__SHORT TASK__
Reproduce each line of the listing below without any changes.

(Listing of where elements appear)

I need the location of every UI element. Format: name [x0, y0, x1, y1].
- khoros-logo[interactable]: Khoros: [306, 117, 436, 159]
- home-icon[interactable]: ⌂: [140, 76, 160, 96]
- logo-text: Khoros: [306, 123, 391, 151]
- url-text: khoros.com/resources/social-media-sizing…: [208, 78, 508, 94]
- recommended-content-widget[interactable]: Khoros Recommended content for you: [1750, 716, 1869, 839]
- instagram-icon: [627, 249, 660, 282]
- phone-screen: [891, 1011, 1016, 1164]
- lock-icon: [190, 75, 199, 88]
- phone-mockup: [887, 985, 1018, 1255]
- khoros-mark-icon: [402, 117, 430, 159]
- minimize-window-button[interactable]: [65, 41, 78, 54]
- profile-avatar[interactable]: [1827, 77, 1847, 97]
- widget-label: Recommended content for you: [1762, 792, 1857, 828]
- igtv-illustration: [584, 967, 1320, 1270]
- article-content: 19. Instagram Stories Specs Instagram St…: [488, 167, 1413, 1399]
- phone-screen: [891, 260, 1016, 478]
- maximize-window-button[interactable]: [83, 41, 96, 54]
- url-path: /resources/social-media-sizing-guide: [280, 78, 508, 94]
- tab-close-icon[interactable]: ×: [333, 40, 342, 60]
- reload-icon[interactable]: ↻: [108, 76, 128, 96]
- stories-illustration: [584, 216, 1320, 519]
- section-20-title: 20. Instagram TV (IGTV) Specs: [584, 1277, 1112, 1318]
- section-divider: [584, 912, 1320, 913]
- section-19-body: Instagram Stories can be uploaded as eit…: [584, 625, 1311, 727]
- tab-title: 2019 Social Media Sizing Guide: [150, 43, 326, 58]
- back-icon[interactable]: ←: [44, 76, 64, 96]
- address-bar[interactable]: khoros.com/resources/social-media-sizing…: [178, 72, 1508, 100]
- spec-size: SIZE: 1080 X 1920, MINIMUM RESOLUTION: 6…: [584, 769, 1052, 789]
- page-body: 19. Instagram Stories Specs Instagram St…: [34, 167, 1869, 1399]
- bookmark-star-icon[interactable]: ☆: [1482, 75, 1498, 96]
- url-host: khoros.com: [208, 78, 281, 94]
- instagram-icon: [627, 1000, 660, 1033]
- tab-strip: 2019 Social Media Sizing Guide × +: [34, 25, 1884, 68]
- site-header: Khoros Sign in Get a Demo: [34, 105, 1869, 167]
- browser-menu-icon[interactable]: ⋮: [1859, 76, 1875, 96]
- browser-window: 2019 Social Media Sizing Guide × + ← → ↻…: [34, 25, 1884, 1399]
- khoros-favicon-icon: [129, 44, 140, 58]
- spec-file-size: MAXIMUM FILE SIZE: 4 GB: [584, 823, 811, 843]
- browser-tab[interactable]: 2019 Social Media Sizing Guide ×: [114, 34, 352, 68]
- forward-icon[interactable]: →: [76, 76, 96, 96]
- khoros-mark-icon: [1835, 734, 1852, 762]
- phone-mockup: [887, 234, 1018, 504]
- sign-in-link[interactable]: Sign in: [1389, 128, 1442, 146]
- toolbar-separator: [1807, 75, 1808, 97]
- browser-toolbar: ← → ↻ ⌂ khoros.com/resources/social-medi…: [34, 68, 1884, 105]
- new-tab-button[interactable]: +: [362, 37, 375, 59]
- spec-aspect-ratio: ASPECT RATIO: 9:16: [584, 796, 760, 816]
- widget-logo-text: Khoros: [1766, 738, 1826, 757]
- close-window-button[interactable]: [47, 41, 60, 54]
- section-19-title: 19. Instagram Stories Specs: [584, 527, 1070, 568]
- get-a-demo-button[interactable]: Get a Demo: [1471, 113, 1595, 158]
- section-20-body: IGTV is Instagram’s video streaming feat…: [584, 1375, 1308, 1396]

__FULL RESPONSE__
I need the location of every UI element. Format: name [x0, y0, x1, y1].
- khoros-logo[interactable]: Khoros: [306, 117, 436, 159]
- home-icon[interactable]: ⌂: [140, 76, 160, 96]
- logo-text: Khoros: [306, 123, 391, 151]
- url-text: khoros.com/resources/social-media-sizing…: [208, 78, 508, 94]
- recommended-content-widget[interactable]: Khoros Recommended content for you: [1750, 716, 1869, 839]
- instagram-icon: [627, 249, 660, 282]
- phone-screen: [891, 1011, 1016, 1164]
- lock-icon: [190, 75, 199, 88]
- phone-mockup: [887, 985, 1018, 1255]
- khoros-mark-icon: [402, 117, 430, 159]
- minimize-window-button[interactable]: [65, 41, 78, 54]
- profile-avatar[interactable]: [1827, 77, 1847, 97]
- widget-label: Recommended content for you: [1762, 792, 1857, 828]
- igtv-illustration: [584, 967, 1320, 1270]
- article-content: 19. Instagram Stories Specs Instagram St…: [488, 167, 1413, 1399]
- phone-screen: [891, 260, 1016, 478]
- maximize-window-button[interactable]: [83, 41, 96, 54]
- url-path: /resources/social-media-sizing-guide: [280, 78, 508, 94]
- tab-close-icon[interactable]: ×: [333, 40, 342, 60]
- reload-icon[interactable]: ↻: [108, 76, 128, 96]
- stories-illustration: [584, 216, 1320, 519]
- section-20-title: 20. Instagram TV (IGTV) Specs: [584, 1277, 1112, 1318]
- section-divider: [584, 912, 1320, 913]
- section-19-body: Instagram Stories can be uploaded as eit…: [584, 625, 1311, 727]
- tab-title: 2019 Social Media Sizing Guide: [150, 43, 326, 58]
- back-icon[interactable]: ←: [44, 76, 64, 96]
- address-bar[interactable]: khoros.com/resources/social-media-sizing…: [178, 72, 1508, 100]
- spec-size: SIZE: 1080 X 1920, MINIMUM RESOLUTION: 6…: [584, 769, 1052, 789]
- page-body: 19. Instagram Stories Specs Instagram St…: [34, 167, 1869, 1399]
- bookmark-star-icon[interactable]: ☆: [1482, 75, 1498, 96]
- url-host: khoros.com: [208, 78, 281, 94]
- instagram-icon: [627, 1000, 660, 1033]
- tab-strip: 2019 Social Media Sizing Guide × +: [34, 25, 1884, 68]
- site-header: Khoros Sign in Get a Demo: [34, 105, 1869, 167]
- browser-menu-icon[interactable]: ⋮: [1859, 76, 1875, 96]
- browser-window: 2019 Social Media Sizing Guide × + ← → ↻…: [34, 25, 1884, 1399]
- khoros-favicon-icon: [129, 44, 140, 58]
- spec-file-size: MAXIMUM FILE SIZE: 4 GB: [584, 823, 811, 843]
- browser-tab[interactable]: 2019 Social Media Sizing Guide ×: [114, 34, 352, 68]
- forward-icon[interactable]: →: [76, 76, 96, 96]
- khoros-mark-icon: [1835, 734, 1852, 762]
- phone-mockup: [887, 234, 1018, 504]
- sign-in-link[interactable]: Sign in: [1389, 128, 1442, 146]
- toolbar-separator: [1807, 75, 1808, 97]
- browser-toolbar: ← → ↻ ⌂ khoros.com/resources/social-medi…: [34, 68, 1884, 105]
- new-tab-button[interactable]: +: [362, 37, 375, 59]
- spec-aspect-ratio: ASPECT RATIO: 9:16: [584, 796, 760, 816]
- widget-logo-text: Khoros: [1766, 738, 1826, 757]
- close-window-button[interactable]: [47, 41, 60, 54]
- section-19-title: 19. Instagram Stories Specs: [584, 527, 1070, 568]
- get-a-demo-button[interactable]: Get a Demo: [1471, 113, 1595, 158]
- section-20-body: IGTV is Instagram’s video streaming feat…: [584, 1375, 1308, 1396]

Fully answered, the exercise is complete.